Task goal - Leave out the images; return the rest of the data exactly.

•••••

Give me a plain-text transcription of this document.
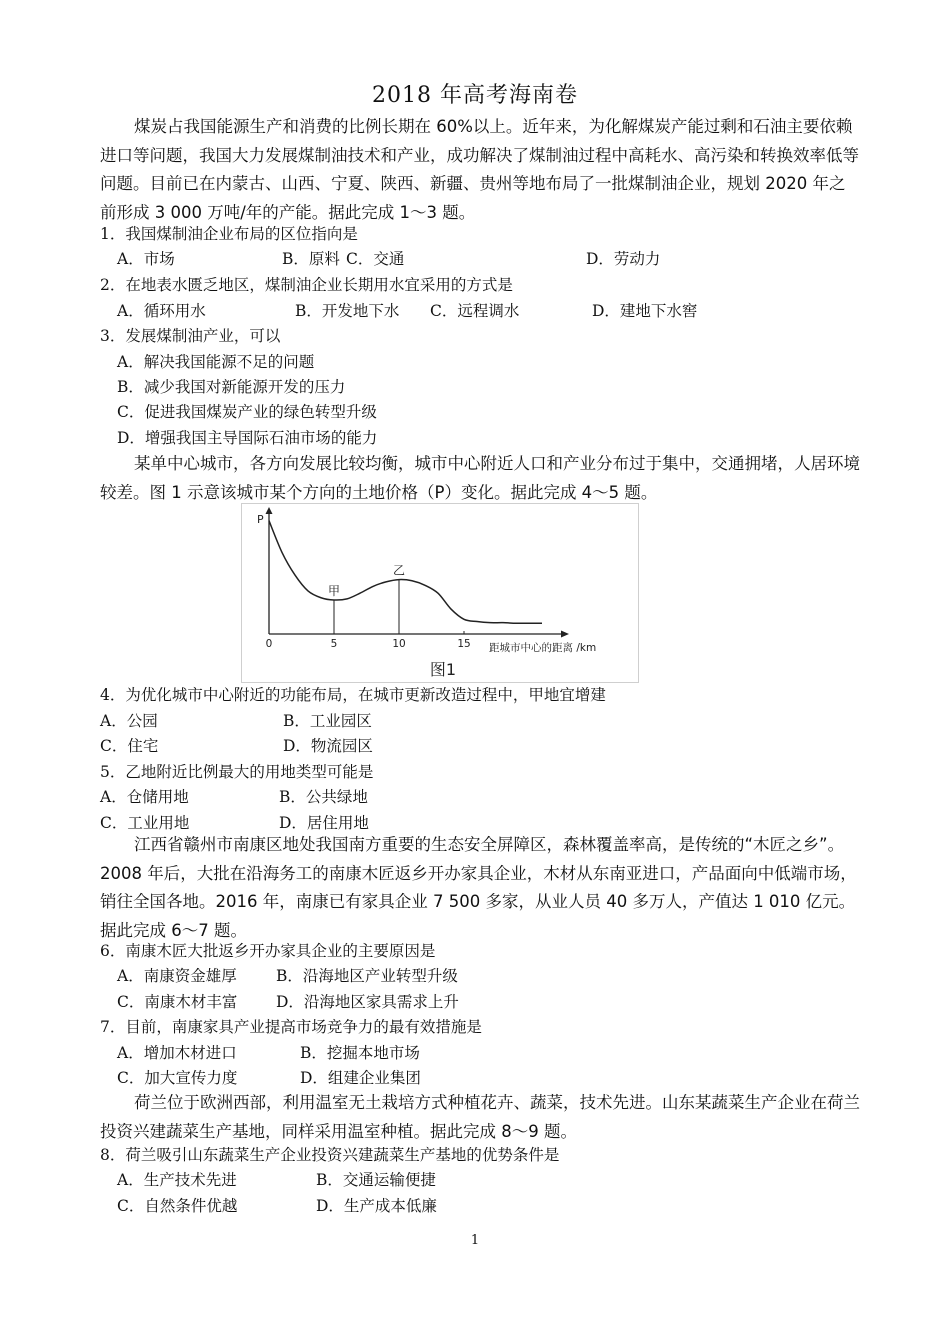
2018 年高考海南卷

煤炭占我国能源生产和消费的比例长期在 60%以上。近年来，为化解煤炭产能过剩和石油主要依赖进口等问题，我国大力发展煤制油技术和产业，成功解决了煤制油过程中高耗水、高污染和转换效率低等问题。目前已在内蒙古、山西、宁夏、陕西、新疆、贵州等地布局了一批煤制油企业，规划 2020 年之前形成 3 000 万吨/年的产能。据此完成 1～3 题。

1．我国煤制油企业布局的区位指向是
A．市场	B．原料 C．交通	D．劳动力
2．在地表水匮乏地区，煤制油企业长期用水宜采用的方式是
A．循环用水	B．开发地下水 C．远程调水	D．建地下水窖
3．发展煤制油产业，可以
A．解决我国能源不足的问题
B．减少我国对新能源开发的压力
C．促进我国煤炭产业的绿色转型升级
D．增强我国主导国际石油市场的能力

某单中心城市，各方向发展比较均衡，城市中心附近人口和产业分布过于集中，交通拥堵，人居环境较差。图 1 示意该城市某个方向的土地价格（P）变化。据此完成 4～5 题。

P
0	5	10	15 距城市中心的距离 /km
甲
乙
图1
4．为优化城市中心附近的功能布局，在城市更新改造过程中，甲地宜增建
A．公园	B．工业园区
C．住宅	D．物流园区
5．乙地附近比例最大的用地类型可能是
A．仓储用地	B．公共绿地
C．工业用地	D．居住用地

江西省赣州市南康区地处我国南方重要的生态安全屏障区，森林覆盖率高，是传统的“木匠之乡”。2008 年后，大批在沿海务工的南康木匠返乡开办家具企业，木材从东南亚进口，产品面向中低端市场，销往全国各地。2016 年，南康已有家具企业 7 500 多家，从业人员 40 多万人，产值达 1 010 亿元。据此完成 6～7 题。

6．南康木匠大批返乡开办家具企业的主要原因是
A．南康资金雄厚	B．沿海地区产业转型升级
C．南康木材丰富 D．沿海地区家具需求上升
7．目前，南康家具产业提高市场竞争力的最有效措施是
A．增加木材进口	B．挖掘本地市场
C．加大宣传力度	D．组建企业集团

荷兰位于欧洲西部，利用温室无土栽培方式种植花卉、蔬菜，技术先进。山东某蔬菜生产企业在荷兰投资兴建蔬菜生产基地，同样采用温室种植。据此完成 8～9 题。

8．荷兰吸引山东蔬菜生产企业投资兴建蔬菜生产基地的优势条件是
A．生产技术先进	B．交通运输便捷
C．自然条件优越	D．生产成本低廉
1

•••••

Final answer -
Give me a plain-text transcription of this document.
2018 年高考海南卷

煤炭占我国能源生产和消费的比例长期在 60%以上。近年来，为化解煤炭产能过剩和石油主要依赖进口等问题，我国大力发展煤制油技术和产业，成功解决了煤制油过程中高耗水、高污染和转换效率低等问题。目前已在内蒙古、山西、宁夏、陕西、新疆、贵州等地布局了一批煤制油企业，规划 2020 年之前形成 3 000 万吨/年的产能。据此完成 1～3 题。

1．我国煤制油企业布局的区位指向是
A．市场	B．原料 C．交通	D．劳动力
2．在地表水匮乏地区，煤制油企业长期用水宜采用的方式是
A．循环用水	B．开发地下水 C．远程调水	D．建地下水窖
3．发展煤制油产业，可以
A．解决我国能源不足的问题
B．减少我国对新能源开发的压力
C．促进我国煤炭产业的绿色转型升级
D．增强我国主导国际石油市场的能力

某单中心城市，各方向发展比较均衡，城市中心附近人口和产业分布过于集中，交通拥堵，人居环境较差。图 1 示意该城市某个方向的土地价格（P）变化。据此完成 4～5 题。

P
0	5	10	15 距城市中心的距离 /km
甲
乙
图1
4．为优化城市中心附近的功能布局，在城市更新改造过程中，甲地宜增建
A．公园	B．工业园区
C．住宅	D．物流园区
5．乙地附近比例最大的用地类型可能是
A．仓储用地	B．公共绿地
C．工业用地	D．居住用地

江西省赣州市南康区地处我国南方重要的生态安全屏障区，森林覆盖率高，是传统的“木匠之乡”。2008 年后，大批在沿海务工的南康木匠返乡开办家具企业，木材从东南亚进口，产品面向中低端市场，销往全国各地。2016 年，南康已有家具企业 7 500 多家，从业人员 40 多万人，产值达 1 010 亿元。据此完成 6～7 题。

6．南康木匠大批返乡开办家具企业的主要原因是
A．南康资金雄厚	B．沿海地区产业转型升级
C．南康木材丰富 D．沿海地区家具需求上升
7．目前，南康家具产业提高市场竞争力的最有效措施是
A．增加木材进口	B．挖掘本地市场
C．加大宣传力度	D．组建企业集团

荷兰位于欧洲西部，利用温室无土栽培方式种植花卉、蔬菜，技术先进。山东某蔬菜生产企业在荷兰投资兴建蔬菜生产基地，同样采用温室种植。据此完成 8～9 题。

8．荷兰吸引山东蔬菜生产企业投资兴建蔬菜生产基地的优势条件是
A．生产技术先进	B．交通运输便捷
C．自然条件优越	D．生产成本低廉
1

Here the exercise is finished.